───── Provided records ─────

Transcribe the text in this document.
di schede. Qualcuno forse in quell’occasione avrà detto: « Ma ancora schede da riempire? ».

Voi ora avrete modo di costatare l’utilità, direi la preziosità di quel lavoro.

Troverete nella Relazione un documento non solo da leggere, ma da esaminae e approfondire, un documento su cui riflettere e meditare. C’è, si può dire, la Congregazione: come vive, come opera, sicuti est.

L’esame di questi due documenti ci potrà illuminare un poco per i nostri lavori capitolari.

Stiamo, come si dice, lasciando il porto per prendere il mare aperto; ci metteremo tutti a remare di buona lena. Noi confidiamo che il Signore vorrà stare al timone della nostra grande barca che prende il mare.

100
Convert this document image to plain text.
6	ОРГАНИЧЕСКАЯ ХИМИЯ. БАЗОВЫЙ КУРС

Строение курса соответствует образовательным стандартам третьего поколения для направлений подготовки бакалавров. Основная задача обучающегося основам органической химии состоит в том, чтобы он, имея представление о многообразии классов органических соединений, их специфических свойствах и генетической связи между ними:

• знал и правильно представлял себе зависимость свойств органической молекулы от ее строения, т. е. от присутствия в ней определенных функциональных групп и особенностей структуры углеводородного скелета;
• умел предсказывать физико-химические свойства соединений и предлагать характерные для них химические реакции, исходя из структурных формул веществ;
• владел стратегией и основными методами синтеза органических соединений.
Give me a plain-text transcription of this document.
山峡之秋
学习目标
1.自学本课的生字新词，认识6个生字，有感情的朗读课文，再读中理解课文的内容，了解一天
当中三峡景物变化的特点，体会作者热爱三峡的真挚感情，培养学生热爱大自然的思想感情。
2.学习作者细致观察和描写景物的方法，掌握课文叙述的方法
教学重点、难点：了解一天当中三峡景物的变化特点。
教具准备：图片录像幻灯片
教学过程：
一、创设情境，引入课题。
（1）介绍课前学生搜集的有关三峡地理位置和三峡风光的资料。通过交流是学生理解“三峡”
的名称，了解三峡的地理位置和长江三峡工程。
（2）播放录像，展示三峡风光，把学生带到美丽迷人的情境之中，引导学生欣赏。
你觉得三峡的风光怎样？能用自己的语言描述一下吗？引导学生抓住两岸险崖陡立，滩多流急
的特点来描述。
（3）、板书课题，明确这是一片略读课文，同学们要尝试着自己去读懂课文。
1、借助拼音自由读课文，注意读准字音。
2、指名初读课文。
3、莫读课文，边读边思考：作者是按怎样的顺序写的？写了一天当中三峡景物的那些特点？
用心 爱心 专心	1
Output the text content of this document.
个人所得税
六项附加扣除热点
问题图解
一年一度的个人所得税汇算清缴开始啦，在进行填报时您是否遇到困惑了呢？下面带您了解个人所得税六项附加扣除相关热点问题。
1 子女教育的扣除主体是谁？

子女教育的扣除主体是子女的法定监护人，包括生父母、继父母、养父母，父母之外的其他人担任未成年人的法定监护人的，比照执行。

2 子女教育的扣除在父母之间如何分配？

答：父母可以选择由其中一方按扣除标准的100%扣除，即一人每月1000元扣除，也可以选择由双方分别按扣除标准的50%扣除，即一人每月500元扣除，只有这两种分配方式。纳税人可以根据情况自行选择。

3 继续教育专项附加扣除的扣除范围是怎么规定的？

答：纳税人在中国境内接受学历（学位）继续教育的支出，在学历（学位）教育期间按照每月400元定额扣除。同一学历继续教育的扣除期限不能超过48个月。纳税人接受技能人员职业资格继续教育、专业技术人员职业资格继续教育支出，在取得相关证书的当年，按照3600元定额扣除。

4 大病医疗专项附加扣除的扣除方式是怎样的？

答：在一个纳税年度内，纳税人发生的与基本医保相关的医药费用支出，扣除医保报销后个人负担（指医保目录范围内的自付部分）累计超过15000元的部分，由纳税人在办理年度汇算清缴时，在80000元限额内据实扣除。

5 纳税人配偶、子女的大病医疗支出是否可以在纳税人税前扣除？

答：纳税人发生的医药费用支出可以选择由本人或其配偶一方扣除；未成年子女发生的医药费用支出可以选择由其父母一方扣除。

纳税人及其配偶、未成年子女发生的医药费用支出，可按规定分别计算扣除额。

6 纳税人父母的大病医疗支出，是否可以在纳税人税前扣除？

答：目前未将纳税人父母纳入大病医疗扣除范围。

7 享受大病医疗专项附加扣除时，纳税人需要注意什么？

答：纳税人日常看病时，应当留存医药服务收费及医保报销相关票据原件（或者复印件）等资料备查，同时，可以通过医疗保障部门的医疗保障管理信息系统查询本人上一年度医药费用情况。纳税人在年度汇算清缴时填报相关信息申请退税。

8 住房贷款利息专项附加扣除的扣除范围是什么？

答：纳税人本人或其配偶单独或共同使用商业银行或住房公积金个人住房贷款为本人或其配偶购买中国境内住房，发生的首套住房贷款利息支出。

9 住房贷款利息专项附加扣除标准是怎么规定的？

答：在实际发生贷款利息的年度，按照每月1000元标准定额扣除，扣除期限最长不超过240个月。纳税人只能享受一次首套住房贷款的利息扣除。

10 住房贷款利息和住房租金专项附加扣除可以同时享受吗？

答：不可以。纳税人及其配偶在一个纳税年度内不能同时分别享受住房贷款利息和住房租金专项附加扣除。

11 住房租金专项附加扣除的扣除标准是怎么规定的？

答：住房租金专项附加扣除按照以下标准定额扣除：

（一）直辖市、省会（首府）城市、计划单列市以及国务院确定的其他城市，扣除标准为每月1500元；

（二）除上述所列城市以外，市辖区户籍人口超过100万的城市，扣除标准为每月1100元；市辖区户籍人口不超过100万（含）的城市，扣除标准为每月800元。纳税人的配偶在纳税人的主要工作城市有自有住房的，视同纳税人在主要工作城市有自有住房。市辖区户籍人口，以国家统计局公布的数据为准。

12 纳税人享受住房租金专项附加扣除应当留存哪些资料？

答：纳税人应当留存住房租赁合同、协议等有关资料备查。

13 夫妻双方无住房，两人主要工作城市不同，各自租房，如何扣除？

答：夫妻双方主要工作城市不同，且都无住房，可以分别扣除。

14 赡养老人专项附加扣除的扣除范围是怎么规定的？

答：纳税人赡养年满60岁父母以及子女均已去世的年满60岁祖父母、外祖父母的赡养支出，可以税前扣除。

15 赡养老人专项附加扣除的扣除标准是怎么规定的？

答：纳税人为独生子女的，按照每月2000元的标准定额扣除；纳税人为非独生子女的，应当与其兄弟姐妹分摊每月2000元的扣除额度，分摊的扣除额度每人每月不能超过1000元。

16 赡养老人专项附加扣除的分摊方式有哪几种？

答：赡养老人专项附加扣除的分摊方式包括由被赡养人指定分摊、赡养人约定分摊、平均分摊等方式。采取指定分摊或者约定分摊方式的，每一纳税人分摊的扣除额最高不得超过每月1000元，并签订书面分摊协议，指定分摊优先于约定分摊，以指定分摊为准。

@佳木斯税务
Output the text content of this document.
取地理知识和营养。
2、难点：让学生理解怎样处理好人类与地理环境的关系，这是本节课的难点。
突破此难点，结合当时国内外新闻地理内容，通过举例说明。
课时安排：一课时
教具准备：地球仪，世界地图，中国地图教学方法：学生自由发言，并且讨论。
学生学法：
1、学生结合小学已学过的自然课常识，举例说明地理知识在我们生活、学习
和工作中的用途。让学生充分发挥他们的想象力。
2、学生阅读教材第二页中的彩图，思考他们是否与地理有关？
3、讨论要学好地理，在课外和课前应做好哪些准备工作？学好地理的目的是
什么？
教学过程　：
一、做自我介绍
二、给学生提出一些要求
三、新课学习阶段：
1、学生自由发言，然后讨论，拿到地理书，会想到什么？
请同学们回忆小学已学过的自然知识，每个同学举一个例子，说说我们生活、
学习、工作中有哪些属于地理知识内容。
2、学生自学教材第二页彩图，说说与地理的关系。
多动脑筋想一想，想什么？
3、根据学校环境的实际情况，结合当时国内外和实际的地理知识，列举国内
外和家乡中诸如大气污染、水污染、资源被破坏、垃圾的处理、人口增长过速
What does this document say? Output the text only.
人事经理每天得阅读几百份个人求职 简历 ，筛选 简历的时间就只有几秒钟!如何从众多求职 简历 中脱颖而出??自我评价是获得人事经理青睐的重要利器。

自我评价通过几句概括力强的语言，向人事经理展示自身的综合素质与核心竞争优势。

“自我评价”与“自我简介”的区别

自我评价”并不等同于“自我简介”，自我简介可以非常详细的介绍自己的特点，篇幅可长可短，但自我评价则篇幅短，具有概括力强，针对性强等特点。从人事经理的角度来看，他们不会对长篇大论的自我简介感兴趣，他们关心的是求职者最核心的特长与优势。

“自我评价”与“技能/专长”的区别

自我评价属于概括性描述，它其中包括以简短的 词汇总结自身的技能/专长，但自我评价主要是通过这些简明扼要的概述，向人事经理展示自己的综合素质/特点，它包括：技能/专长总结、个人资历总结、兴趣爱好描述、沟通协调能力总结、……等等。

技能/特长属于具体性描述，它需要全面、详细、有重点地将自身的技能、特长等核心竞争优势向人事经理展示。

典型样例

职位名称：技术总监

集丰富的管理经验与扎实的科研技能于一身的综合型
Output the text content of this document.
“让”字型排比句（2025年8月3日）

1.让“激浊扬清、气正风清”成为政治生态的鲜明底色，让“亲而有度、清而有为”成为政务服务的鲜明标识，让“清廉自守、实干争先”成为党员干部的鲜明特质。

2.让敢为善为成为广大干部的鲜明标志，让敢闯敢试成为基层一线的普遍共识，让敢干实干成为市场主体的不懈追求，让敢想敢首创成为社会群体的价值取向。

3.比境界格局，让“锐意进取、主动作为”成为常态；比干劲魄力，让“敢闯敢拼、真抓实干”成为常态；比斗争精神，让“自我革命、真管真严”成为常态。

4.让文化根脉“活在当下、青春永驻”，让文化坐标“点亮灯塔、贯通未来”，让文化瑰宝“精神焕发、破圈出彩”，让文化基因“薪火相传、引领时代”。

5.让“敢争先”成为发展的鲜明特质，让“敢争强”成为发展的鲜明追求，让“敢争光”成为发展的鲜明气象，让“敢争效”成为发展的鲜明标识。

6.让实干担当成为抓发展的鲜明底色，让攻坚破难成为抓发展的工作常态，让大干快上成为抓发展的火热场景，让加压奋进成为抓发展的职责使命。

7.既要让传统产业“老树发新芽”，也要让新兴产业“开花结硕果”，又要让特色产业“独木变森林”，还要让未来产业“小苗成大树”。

─────

_Problem statement_: From the data, pick out every line that includes "органических".

_Reply to the exercise_:
Строение курса соответствует образовательным стандартам третьего поколения для направлений подготовки бакалавров. Основная задача обучающегося основам органической химии состоит в том, чтобы он, имея представление о многообразии классов органических соединений, их специфических свойствах и генетической связи между ними:
• владел стратегией и основными методами синтеза органических соединений.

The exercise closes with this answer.